## What is required
Work through the following lines and count those that hold the word "Research". Reply with that number only.

— Start —

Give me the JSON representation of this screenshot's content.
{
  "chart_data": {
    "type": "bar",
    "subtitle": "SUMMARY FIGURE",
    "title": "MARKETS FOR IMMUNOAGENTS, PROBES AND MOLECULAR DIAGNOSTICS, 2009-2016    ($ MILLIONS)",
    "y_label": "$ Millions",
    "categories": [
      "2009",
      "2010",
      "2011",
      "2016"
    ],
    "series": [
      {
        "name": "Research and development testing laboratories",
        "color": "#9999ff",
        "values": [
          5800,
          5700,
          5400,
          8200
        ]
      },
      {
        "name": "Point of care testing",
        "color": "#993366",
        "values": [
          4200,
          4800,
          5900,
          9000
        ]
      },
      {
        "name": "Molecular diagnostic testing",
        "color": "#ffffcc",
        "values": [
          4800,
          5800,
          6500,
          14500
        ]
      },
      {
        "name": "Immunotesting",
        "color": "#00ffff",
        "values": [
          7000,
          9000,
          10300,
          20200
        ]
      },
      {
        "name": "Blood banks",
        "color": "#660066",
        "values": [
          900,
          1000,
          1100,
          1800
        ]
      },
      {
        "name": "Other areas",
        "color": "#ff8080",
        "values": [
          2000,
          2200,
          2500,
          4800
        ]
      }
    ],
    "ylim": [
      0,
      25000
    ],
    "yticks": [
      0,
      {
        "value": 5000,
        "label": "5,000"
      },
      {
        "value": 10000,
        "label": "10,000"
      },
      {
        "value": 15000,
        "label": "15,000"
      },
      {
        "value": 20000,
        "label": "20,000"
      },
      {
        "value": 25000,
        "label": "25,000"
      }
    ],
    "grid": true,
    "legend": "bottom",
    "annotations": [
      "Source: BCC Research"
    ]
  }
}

— End —

## Final answer
2